Extracts from a graphics dataset
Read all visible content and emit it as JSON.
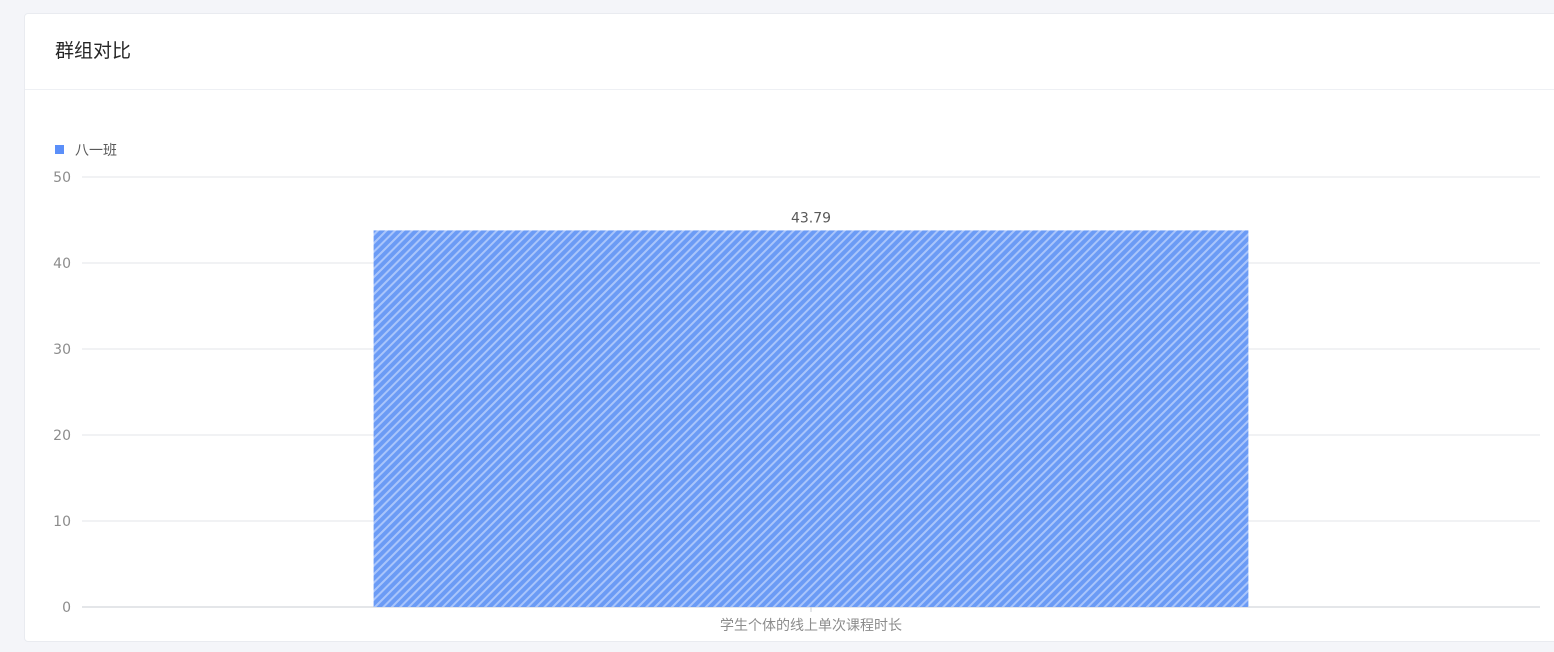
{
  "card": {
    "title": "群组对比"
  },
  "colors": {
    "bar": "#6b9bf5",
    "bar_stripe": "#a9c5fb",
    "legend": "#5b8ff9",
    "grid": "#e3e5ea",
    "axis": "#c8ccd3",
    "tick_text": "#8c8c8c",
    "label_text": "#595959"
  },
  "chart_data": {
    "type": "bar",
    "categories": [
      "学生个体的线上单次课程时长"
    ],
    "series": [
      {
        "name": "八一班",
        "values": [
          43.79
        ]
      }
    ],
    "data_labels": [
      "43.79"
    ],
    "ylim": [
      0,
      50
    ],
    "yticks": [
      "0",
      "10",
      "20",
      "30",
      "40",
      "50"
    ],
    "grid": true,
    "legend": "top-left"
  }
}
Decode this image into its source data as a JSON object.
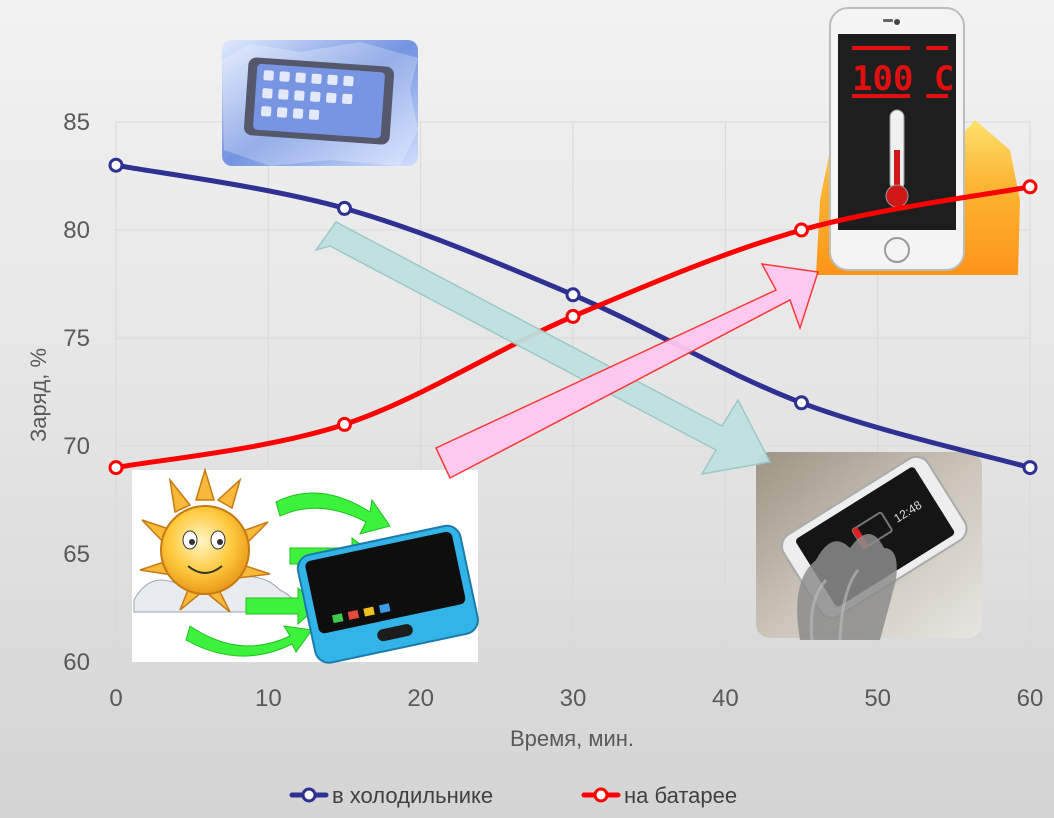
{
  "chart_data": {
    "type": "line",
    "title": "",
    "xlabel": "Время, мин.",
    "ylabel": "Заряд, %",
    "xlim": [
      0,
      60
    ],
    "ylim": [
      60,
      85
    ],
    "x_ticks": [
      0,
      10,
      20,
      30,
      40,
      50,
      60
    ],
    "y_ticks": [
      60,
      65,
      70,
      75,
      80,
      85
    ],
    "grid": true,
    "legend_position": "bottom",
    "x": [
      0,
      15,
      30,
      45,
      60
    ],
    "series": [
      {
        "name": "в холодильнике",
        "color": "#2e3192",
        "values": [
          83,
          81,
          77,
          72,
          69
        ]
      },
      {
        "name": "на батарее",
        "color": "#ff0000",
        "values": [
          69,
          71,
          76,
          80,
          82
        ]
      }
    ]
  },
  "illustrations": {
    "thermometer_display": "100 C",
    "phone_clock": "12:48",
    "icons": [
      "frozen-phone-icon",
      "hot-phone-thermometer-icon",
      "sun-phone-icon",
      "gloved-hand-phone-icon",
      "cooling-arrow-icon",
      "heating-arrow-icon"
    ]
  }
}
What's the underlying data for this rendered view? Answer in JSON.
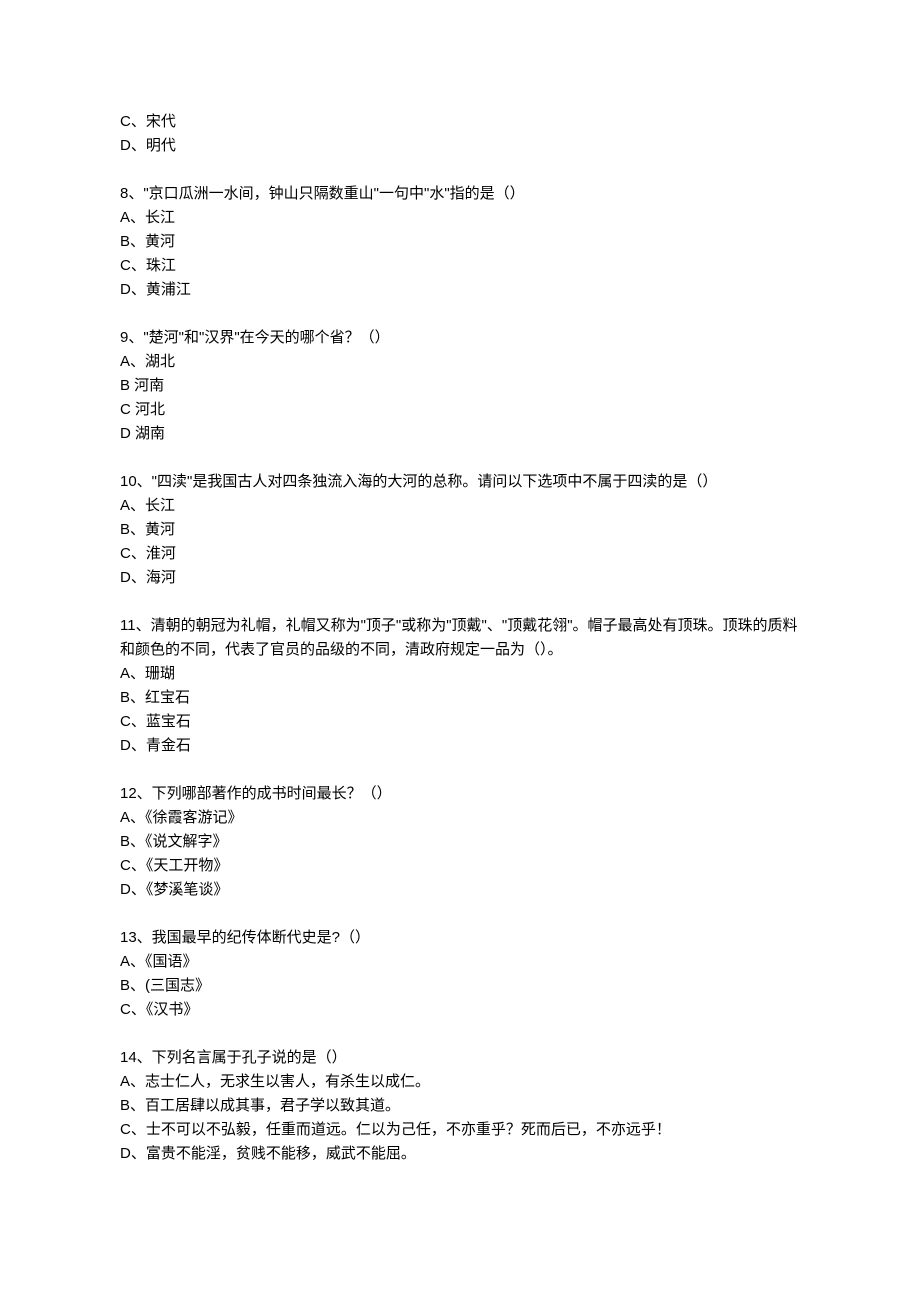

• WHAT YOU ARE ASKED TO DO:
Take the listing above and print it exactly, apart from the pictures.

• COMPLETED TASK:
Read all visible content and emit it as JSON.
{
  "card": {
    "title": "群组对比"
  },
  "colors": {
    "bar": "#6b9bf5",
    "bar_stripe": "#a9c5fb",
    "legend": "#5b8ff9",
    "grid": "#e3e5ea",
    "axis": "#c8ccd3",
    "tick_text": "#8c8c8c",
    "label_text": "#595959"
  },
  "chart_data": {
    "type": "bar",
    "categories": [
      "学生个体的线上单次课程时长"
    ],
    "series": [
      {
        "name": "八一班",
        "values": [
          43.79
        ]
      }
    ],
    "data_labels": [
      "43.79"
    ],
    "ylim": [
      0,
      50
    ],
    "yticks": [
      "0",
      "10",
      "20",
      "30",
      "40",
      "50"
    ],
    "grid": true,
    "legend": "top-left"
  }
}
Decode this image into its source data as a JSON object.
{
  "chart_data": {
    "type": "line",
    "title": "",
    "xlabel": "Время, мин.",
    "ylabel": "Заряд, %",
    "xlim": [
      0,
      60
    ],
    "ylim": [
      60,
      85
    ],
    "x_ticks": [
      0,
      10,
      20,
      30,
      40,
      50,
      60
    ],
    "y_ticks": [
      60,
      65,
      70,
      75,
      80,
      85
    ],
    "grid": true,
    "legend_position": "bottom",
    "x": [
      0,
      15,
      30,
      45,
      60
    ],
    "series": [
      {
        "name": "в холодильнике",
        "color": "#2e3192",
        "values": [
          83,
          81,
          77,
          72,
          69
        ]
      },
      {
        "name": "на батарее",
        "color": "#ff0000",
        "values": [
          69,
          71,
          76,
          80,
          82
        ]
      }
    ]
  },
  "illustrations": {
    "thermometer_display": "100 C",
    "phone_clock": "12:48",
    "icons": [
      "frozen-phone-icon",
      "hot-phone-thermometer-icon",
      "sun-phone-icon",
      "gloved-hand-phone-icon",
      "cooling-arrow-icon",
      "heating-arrow-icon"
    ]
  }
}
What's the underlying data for this rendered view? Answer in JSON.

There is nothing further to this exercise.